──────── Extrait ────────

Je peux vous dire, monsieur Mendes, que vous avez plus d'opinions qu'elle, ce qui n'est pas peu dire. Je dis cela avec beaucoup de respect.
Vous avez exprimé une autre opinion lorsque vous avez décrit les membres de l'opposition comme une « coalition ». J'aimerais les défendre, si vous le permettez, mais vous leur avez attribué un titre officiel, alors qu'il est seulement question de votre opinion, je sais.
Une voix: Nous allons le prendre.
M. Ed Holder: Cela ne me surprend pas, à vrai dire.
Le président: Adressez-vous au président, s'il vous plaît, adressez-vous au président.
M. Ed Holder: Qu'ils le fassent, oui, car ils m'interrompent, monsieur le président.
Voici la question que je vous poserais, si vous le permettez. J'aimerais revenir à la question que j'ai posée. Je vous saurais gré de donner une réponse officielle en plus de vos commentaires. Envoyez-nous une lettre, pour que je puisse avoir une idée, parce que — si vous permettez —, vous êtes professeur et menez des travaux de recherche et vous le ferez de façon réfléchie.
Je vous ai demandé — et il semble que mon entrée en matière était trop longue, alors je ne vous ai pas donné la possibilité de répondre comme il faut...
:
Je suis absolument ravi d'être ici, monsieur le président.
La question que l'on doit étudier revêt une importance fondamentale pour la démocratie parlementaire du Canada, dont les règles ne sont pas écrites dans les livres de droit ni dans l'ancienne Constitution; elles découlent surtout de principes, de pratiques et de conventions qui ont fait consensus, ce qui signifie que vous — les députés de tous les partis — devez vous entendre. Lorsque vous ne le faites pas, vous laissez le pays dans l'anarchie et vous laissez votre gouverneure générale, que je conseille parfois, jouer le rôle de l'arbitre dans un jeu où les joueurs ne s'entendent pas sur les règles. Alors, je suis ravi de voir ici présents des membres de tous les partis s'efforcer de régler la question de la prorogation. Elle compte parmi plusieurs autres questions qui ne font pas consensus et qui nécessitent la mise en place de conventions, et je suis très heureux de vous voir ici.
Vous avez mon mémoire entre les mains. Je vais le parcourir rapidement et vous dire des choses que vous savez sans doute déjà.

──────── Données fournies ────────

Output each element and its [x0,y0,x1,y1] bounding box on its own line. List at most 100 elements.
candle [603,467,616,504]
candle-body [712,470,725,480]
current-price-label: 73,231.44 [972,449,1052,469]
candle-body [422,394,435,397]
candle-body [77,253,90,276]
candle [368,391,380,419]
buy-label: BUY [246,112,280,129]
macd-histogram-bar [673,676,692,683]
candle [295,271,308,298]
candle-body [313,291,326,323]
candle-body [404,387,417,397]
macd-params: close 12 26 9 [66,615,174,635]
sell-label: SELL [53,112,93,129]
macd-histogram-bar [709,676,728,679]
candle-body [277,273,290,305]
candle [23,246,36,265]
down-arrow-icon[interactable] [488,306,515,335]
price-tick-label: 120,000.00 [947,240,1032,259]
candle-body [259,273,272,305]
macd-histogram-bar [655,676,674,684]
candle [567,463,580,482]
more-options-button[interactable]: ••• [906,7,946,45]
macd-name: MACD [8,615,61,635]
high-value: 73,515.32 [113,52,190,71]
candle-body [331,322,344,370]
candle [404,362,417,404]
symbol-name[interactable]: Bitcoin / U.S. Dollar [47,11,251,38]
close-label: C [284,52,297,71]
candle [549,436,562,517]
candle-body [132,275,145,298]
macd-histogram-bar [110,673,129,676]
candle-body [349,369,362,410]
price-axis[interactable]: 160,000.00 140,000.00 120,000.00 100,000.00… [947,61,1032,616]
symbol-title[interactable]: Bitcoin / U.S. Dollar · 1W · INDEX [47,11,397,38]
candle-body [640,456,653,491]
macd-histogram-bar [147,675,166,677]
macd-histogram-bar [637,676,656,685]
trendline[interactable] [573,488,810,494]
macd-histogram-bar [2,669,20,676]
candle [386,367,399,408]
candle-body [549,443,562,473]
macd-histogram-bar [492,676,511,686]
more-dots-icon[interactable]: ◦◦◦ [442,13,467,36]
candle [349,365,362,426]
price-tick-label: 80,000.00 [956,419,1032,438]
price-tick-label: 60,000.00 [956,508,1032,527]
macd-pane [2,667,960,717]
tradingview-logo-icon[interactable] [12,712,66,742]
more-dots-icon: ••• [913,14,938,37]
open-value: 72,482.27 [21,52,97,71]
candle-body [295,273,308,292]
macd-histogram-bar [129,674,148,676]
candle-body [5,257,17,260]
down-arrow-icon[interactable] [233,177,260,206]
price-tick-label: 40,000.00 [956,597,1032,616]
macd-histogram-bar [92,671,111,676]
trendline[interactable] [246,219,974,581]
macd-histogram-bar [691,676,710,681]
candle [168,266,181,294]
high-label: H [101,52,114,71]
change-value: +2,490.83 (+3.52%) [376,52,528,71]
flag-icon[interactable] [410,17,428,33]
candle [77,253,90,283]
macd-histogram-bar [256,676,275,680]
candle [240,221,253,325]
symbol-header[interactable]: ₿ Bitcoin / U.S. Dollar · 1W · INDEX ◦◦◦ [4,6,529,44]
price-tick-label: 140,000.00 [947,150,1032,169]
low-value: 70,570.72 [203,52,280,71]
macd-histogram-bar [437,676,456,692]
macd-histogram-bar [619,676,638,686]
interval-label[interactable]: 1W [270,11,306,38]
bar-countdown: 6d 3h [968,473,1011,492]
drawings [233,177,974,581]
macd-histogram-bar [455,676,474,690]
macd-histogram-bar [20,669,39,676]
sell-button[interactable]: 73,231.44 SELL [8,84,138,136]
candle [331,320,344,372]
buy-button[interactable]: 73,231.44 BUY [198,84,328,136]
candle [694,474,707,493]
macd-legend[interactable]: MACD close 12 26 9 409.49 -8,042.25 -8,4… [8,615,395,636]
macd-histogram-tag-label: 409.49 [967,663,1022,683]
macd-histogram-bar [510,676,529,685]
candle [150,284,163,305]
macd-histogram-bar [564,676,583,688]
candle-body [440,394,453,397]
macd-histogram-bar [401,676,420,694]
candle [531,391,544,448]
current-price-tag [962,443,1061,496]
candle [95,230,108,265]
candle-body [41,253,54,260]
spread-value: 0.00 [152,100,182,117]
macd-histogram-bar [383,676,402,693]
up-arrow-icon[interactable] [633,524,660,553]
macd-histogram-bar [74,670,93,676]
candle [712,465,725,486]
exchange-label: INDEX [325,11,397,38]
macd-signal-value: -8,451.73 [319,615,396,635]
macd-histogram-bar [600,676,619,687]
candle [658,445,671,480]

────────

Consigne: Selon l'extrait, d'où viennent surtout les règles de la démocratie parlementaire du Canada ? Appuyez-vous uniquement sur l'extrait.

Réponse rédigée: Elles découlent surtout de principes, de pratiques et de conventions qui ont fait consensus.